EXERCISE GOAL:
Search the records for "coffee" and copy each line that holds it.
(begin)
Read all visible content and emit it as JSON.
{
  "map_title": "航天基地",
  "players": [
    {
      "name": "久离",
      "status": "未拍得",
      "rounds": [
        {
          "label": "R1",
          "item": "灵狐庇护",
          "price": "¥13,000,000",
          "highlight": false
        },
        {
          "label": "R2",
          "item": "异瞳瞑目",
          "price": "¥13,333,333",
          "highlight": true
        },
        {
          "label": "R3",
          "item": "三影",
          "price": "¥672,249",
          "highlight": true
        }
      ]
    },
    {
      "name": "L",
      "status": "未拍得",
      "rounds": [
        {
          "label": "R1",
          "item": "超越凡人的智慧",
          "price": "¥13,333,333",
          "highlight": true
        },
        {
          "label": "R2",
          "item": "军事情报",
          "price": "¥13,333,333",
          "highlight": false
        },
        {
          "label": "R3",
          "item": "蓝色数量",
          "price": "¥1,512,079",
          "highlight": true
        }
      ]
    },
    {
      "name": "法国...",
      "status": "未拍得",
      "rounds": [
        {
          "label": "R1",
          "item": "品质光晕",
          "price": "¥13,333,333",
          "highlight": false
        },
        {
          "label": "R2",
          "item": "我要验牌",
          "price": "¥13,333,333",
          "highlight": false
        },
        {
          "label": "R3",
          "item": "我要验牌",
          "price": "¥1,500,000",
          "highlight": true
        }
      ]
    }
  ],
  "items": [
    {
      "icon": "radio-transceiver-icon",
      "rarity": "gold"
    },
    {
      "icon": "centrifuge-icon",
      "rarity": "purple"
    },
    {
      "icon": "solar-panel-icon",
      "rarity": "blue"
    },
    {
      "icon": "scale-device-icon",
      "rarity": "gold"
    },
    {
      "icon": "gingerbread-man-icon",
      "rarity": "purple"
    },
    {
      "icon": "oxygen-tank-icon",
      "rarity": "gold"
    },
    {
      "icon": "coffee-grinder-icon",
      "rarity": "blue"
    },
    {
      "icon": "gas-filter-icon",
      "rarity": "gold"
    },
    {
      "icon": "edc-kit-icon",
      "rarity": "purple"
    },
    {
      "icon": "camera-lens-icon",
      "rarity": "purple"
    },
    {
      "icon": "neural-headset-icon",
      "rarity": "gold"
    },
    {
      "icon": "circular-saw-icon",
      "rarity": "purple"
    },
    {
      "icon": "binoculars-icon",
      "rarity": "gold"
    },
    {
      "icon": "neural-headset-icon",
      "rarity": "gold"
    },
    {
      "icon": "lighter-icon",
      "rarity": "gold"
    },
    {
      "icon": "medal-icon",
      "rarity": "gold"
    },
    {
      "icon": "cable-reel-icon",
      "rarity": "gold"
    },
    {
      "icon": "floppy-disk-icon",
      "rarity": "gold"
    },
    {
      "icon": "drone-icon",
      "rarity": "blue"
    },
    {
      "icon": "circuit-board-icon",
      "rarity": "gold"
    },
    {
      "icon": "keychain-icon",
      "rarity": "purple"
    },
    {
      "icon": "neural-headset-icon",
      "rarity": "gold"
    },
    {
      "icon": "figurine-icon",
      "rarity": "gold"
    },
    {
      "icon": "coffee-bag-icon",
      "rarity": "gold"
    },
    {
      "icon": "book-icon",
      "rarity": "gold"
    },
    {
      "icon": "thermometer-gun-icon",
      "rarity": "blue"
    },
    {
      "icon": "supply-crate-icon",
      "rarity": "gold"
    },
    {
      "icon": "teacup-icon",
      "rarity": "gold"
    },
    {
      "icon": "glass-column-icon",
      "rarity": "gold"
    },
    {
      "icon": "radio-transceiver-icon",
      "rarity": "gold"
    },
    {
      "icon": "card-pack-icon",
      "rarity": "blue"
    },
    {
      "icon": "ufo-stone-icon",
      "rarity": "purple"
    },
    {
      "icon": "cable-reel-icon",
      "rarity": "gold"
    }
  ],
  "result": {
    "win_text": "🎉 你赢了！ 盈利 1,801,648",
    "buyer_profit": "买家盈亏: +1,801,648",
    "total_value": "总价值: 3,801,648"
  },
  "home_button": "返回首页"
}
(end)
SOLUTION TO THIS EXERCISE:
      "icon": "coffee-grinder-icon",
      "icon": "coffee-bag-icon",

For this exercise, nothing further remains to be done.